### WORK INSTRUCTIONS
All of the material below is to be repeated exactly.

**** RECORDS TO USE

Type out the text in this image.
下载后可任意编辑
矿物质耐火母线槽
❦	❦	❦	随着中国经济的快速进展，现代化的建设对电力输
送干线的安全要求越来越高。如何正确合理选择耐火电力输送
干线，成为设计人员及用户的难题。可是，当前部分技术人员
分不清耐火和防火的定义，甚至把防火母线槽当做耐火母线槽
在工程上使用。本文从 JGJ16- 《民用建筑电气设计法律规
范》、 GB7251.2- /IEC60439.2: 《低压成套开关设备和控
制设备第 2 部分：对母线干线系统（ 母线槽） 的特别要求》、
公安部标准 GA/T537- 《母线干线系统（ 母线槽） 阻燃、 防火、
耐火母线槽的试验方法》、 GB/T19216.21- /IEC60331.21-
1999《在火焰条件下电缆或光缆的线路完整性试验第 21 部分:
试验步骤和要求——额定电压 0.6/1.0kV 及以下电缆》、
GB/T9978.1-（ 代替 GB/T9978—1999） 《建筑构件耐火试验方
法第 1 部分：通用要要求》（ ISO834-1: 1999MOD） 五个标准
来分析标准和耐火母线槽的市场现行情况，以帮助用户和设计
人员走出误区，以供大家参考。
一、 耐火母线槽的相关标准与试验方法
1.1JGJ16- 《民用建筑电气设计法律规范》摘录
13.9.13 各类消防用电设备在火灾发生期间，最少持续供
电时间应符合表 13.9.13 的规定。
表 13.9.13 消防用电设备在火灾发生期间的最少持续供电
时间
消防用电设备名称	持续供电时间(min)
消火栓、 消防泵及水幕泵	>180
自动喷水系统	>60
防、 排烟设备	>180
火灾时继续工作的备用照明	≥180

********

### TASK SOLUTION
Type out the text in this image.
下载后可任意编辑
矿物质耐火母线槽
❦	❦	❦	随着中国经济的快速进展，现代化的建设对电力输
送干线的安全要求越来越高。如何正确合理选择耐火电力输送
干线，成为设计人员及用户的难题。可是，当前部分技术人员
分不清耐火和防火的定义，甚至把防火母线槽当做耐火母线槽
在工程上使用。本文从 JGJ16- 《民用建筑电气设计法律规
范》、 GB7251.2- /IEC60439.2: 《低压成套开关设备和控
制设备第 2 部分：对母线干线系统（ 母线槽） 的特别要求》、
公安部标准 GA/T537- 《母线干线系统（ 母线槽） 阻燃、 防火、
耐火母线槽的试验方法》、 GB/T19216.21- /IEC60331.21-
1999《在火焰条件下电缆或光缆的线路完整性试验第 21 部分:
试验步骤和要求——额定电压 0.6/1.0kV 及以下电缆》、
GB/T9978.1-（ 代替 GB/T9978—1999） 《建筑构件耐火试验方
法第 1 部分：通用要要求》（ ISO834-1: 1999MOD） 五个标准
来分析标准和耐火母线槽的市场现行情况，以帮助用户和设计
人员走出误区，以供大家参考。
一、 耐火母线槽的相关标准与试验方法
1.1JGJ16- 《民用建筑电气设计法律规范》摘录
13.9.13 各类消防用电设备在火灾发生期间，最少持续供
电时间应符合表 13.9.13 的规定。
表 13.9.13 消防用电设备在火灾发生期间的最少持续供电
时间
消防用电设备名称	持续供电时间(min)
消火栓、 消防泵及水幕泵	>180
自动喷水系统	>60
防、 排烟设备	>180
火灾时继续工作的备用照明	≥180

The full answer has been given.